Each line that includes the word "Aruba" counts once; give the total and nothing more.

┄┄┄┄┄┄┄┄┄┄

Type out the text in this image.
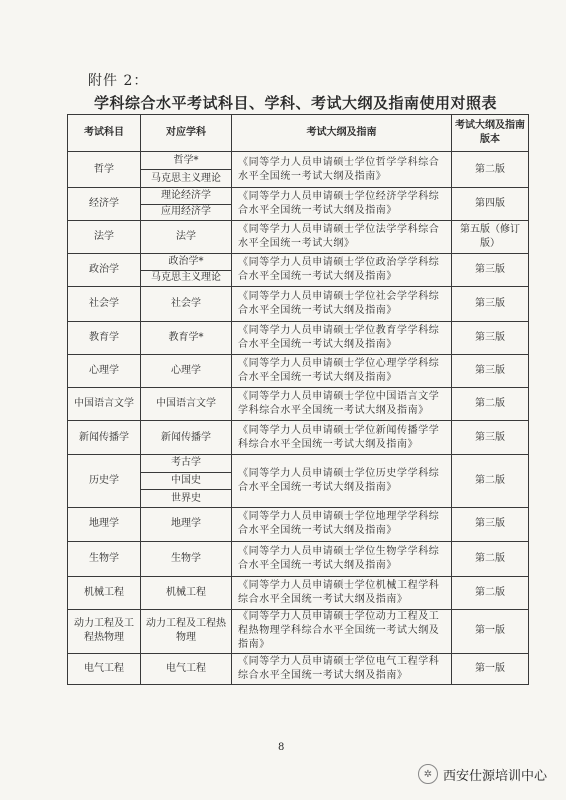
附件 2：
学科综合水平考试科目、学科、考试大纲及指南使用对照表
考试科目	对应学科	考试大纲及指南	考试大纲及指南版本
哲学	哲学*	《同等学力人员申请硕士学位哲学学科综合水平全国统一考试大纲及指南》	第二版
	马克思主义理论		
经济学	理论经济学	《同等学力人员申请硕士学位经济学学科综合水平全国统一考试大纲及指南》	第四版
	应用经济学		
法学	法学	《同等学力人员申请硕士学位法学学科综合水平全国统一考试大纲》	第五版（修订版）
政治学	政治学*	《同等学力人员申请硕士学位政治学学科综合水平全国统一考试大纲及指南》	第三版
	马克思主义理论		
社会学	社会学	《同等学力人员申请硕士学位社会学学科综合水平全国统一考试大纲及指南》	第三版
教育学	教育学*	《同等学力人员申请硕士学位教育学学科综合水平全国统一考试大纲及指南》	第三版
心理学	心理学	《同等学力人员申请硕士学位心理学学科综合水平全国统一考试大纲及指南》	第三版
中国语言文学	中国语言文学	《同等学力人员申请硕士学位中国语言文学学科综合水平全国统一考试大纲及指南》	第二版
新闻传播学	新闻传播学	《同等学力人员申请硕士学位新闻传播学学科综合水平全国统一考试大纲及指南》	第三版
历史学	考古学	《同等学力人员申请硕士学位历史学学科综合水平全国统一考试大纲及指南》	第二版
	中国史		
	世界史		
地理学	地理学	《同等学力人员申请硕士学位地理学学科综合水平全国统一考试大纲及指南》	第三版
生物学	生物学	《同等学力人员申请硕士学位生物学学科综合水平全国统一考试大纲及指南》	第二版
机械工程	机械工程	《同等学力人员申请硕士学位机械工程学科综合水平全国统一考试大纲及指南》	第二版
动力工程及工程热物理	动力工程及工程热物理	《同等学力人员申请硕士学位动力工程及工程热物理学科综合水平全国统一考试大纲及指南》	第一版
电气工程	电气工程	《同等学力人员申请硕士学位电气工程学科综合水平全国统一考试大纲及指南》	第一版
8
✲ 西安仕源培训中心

┄┄┄┄┄┄┄┄┄┄

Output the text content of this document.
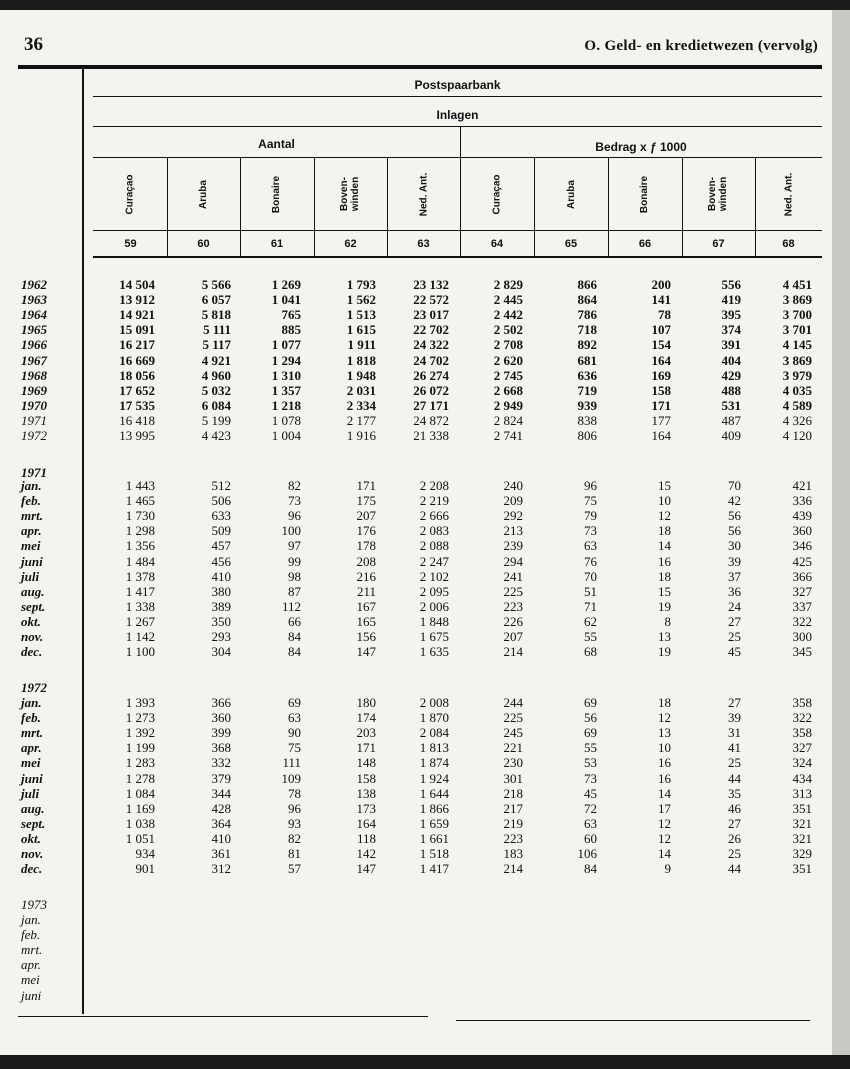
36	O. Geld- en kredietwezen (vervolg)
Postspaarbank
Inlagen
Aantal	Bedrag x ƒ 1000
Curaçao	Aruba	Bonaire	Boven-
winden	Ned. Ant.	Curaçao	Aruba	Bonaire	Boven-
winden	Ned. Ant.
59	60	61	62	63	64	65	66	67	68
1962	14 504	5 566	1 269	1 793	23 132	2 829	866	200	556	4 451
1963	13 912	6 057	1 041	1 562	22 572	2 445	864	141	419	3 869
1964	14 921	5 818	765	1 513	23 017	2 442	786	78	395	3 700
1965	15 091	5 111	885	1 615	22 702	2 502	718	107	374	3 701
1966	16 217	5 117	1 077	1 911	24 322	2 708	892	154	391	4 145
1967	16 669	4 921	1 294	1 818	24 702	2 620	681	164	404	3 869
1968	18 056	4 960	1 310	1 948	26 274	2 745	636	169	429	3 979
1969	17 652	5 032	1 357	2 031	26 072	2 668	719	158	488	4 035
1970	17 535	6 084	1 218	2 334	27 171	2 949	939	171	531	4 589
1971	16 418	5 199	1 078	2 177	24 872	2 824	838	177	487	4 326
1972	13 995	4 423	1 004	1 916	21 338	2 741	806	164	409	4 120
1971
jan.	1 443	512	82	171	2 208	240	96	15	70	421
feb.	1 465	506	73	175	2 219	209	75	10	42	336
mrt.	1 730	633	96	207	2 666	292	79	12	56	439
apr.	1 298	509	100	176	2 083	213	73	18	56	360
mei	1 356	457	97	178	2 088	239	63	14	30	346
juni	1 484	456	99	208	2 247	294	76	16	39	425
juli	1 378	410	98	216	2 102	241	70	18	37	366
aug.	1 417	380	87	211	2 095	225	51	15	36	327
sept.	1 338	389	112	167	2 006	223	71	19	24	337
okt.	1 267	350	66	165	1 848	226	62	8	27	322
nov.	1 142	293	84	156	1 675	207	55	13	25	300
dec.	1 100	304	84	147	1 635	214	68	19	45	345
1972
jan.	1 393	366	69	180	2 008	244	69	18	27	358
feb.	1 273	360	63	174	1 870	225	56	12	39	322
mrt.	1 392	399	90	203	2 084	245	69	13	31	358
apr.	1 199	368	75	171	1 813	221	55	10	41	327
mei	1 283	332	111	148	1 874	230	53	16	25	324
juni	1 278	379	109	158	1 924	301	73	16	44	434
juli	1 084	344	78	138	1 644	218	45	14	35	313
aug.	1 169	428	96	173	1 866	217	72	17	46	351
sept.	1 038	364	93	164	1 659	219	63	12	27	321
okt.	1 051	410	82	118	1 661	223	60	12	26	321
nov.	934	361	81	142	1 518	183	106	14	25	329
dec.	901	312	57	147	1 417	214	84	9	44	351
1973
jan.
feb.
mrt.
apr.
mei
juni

┄┄┄┄┄┄┄┄┄┄

Correct result:
2